▶ [Task brief]: Copy out, from the data below, each line in which the word "Physiotherapy" occurs.

START Records provided

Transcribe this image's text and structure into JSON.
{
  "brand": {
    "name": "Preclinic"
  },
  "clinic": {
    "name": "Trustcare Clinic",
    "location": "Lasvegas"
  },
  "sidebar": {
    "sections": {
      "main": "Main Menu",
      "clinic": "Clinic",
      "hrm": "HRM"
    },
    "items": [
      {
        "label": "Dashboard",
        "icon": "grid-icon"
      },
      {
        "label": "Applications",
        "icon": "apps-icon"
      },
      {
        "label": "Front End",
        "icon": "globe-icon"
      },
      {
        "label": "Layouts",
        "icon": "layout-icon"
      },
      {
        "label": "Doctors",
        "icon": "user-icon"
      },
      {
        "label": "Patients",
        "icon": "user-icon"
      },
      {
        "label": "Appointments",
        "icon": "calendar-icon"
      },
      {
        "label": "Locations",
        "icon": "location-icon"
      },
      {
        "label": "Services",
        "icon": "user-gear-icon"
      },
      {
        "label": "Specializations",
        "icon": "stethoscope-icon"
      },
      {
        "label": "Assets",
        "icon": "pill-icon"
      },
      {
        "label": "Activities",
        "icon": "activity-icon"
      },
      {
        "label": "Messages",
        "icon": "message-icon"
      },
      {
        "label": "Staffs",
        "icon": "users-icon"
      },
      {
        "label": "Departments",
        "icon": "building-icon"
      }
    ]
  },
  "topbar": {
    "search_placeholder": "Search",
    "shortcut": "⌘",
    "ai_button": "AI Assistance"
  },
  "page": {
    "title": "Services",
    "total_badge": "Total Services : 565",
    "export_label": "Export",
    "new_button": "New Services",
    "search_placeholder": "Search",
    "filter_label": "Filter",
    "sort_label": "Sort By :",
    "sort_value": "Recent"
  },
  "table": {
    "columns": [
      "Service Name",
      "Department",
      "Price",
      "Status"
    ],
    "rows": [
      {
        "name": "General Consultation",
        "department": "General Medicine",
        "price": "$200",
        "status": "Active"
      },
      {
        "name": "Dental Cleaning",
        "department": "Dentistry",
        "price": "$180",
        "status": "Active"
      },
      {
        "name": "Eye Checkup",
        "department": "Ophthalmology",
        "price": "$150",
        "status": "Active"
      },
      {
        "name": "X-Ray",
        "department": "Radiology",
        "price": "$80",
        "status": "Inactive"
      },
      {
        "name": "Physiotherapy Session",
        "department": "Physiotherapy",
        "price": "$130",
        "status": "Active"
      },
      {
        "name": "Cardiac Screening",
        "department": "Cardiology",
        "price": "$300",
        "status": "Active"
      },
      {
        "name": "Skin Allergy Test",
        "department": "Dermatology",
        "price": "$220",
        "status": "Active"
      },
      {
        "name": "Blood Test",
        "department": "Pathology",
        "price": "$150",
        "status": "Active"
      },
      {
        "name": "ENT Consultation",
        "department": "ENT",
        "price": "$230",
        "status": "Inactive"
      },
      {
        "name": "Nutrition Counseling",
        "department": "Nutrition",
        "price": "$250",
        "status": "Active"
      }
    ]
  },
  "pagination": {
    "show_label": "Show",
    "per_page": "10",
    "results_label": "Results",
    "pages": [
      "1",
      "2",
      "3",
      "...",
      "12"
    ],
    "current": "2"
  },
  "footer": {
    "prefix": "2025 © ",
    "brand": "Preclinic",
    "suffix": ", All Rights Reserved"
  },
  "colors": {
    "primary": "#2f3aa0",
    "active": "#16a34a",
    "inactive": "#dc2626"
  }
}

END Records provided

▶ [Solution to this problem]:
        "name": "Physiotherapy Session",
        "department": "Physiotherapy",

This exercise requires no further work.